Dataset excerpt:

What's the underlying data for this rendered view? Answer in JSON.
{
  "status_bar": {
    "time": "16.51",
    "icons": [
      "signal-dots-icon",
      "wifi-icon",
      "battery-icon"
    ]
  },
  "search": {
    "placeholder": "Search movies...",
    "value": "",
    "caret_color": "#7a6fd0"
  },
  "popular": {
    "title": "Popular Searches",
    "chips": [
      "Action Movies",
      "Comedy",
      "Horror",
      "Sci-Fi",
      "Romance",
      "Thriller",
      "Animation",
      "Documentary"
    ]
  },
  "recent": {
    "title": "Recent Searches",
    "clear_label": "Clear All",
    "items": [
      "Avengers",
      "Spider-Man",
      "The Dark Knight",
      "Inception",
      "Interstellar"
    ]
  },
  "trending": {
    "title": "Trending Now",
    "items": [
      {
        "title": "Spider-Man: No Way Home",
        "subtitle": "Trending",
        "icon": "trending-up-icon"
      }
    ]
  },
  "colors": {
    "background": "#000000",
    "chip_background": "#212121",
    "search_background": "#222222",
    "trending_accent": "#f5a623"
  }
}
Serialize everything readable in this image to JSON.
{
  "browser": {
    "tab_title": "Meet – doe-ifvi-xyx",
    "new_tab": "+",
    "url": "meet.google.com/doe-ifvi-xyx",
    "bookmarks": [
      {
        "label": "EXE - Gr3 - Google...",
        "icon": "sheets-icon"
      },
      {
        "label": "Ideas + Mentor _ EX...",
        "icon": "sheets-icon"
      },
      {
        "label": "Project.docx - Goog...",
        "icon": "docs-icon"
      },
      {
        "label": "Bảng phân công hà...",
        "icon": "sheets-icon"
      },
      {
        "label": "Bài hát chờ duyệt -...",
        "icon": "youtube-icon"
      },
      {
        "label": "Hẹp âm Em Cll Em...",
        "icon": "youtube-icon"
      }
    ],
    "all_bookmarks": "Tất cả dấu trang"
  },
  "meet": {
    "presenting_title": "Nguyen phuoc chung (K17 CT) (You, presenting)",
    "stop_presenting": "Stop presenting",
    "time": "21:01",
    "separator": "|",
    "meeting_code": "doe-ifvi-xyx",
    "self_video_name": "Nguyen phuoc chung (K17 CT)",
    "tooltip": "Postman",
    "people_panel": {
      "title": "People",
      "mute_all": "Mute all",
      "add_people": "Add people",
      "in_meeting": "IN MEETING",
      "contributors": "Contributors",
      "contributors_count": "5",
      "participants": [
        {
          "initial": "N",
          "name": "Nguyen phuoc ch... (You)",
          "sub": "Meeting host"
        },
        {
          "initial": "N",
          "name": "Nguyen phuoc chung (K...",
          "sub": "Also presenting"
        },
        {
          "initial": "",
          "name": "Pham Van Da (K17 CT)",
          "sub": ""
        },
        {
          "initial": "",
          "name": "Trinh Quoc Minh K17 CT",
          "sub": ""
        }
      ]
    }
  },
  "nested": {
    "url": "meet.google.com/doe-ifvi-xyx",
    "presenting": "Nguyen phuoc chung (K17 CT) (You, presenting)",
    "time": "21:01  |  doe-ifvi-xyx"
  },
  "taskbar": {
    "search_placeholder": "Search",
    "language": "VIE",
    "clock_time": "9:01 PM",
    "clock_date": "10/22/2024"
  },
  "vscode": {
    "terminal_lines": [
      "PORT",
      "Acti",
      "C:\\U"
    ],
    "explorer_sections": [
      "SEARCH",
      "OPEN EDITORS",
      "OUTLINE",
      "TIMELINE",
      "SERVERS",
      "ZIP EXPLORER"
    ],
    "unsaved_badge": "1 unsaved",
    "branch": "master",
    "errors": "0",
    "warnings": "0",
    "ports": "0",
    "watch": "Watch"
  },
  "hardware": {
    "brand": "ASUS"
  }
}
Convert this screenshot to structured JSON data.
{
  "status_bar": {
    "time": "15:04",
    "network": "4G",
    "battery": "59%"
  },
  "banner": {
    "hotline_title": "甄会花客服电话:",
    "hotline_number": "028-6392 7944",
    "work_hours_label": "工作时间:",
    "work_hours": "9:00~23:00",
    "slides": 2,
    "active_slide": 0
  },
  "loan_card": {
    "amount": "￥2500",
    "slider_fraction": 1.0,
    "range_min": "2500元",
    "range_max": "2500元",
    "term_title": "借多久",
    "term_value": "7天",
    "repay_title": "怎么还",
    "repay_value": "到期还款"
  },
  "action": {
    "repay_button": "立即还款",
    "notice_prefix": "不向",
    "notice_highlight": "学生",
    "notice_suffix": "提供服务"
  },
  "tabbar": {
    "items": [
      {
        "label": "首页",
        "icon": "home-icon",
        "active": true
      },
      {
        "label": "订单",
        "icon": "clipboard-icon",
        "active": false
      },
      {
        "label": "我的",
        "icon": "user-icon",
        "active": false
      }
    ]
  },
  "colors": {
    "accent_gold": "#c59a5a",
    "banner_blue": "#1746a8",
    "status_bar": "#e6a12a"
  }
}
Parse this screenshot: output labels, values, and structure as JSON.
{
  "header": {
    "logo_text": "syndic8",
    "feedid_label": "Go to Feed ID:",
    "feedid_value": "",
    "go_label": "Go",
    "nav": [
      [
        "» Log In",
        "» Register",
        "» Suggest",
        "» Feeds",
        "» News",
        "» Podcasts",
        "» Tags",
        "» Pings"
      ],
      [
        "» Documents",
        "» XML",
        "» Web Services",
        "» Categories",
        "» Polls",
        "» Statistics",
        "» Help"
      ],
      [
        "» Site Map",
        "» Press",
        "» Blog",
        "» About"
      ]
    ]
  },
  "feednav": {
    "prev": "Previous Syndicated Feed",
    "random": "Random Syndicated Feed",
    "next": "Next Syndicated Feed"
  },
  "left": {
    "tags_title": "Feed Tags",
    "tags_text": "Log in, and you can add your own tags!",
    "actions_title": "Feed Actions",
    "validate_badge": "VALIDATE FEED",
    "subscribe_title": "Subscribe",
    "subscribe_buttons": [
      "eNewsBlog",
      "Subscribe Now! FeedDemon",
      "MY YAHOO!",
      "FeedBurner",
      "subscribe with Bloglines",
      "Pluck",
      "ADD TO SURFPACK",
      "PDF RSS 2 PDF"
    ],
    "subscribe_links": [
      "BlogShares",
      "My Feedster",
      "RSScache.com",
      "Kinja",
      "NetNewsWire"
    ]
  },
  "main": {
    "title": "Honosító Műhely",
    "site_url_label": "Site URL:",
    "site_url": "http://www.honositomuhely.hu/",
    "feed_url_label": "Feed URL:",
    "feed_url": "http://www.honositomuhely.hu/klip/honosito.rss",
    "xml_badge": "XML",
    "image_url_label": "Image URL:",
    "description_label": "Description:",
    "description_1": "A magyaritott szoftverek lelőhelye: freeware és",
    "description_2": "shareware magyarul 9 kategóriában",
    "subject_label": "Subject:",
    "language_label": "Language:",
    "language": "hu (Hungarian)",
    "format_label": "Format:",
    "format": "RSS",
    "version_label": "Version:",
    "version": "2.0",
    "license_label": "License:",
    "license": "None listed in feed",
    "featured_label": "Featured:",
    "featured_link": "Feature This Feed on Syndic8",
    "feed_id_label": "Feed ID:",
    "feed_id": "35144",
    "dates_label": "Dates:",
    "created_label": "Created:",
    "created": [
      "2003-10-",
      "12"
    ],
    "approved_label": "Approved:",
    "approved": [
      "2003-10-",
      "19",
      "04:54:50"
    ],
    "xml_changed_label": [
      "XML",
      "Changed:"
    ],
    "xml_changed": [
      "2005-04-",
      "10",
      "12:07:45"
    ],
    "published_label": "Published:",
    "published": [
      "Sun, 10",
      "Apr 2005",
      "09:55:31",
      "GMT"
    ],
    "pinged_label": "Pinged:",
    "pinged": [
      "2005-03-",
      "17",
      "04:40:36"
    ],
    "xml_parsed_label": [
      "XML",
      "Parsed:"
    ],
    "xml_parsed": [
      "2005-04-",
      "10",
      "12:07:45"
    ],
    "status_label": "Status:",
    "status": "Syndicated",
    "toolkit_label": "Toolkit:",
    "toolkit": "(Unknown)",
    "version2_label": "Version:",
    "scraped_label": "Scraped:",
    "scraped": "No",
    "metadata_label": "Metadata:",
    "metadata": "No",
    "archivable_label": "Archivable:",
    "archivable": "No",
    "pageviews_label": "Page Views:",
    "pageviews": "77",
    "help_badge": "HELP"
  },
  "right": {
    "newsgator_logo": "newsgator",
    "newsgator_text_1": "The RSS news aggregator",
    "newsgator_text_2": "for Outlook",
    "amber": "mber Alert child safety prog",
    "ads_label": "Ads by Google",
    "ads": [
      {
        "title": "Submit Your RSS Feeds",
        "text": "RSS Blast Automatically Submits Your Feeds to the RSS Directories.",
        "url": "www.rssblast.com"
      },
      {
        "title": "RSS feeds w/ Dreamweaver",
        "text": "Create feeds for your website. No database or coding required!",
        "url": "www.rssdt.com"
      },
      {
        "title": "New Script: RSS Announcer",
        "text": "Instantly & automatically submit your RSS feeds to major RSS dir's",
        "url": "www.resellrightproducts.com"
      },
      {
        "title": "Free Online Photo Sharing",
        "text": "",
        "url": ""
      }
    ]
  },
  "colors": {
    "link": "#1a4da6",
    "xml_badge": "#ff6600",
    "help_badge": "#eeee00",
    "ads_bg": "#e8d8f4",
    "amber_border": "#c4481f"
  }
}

What is required: Filter the entries above down to the lines containing the word "screenshot".

Completed task:
Convert this screenshot to structured JSON data.
Parse this screenshot: output labels, values, and structure as JSON.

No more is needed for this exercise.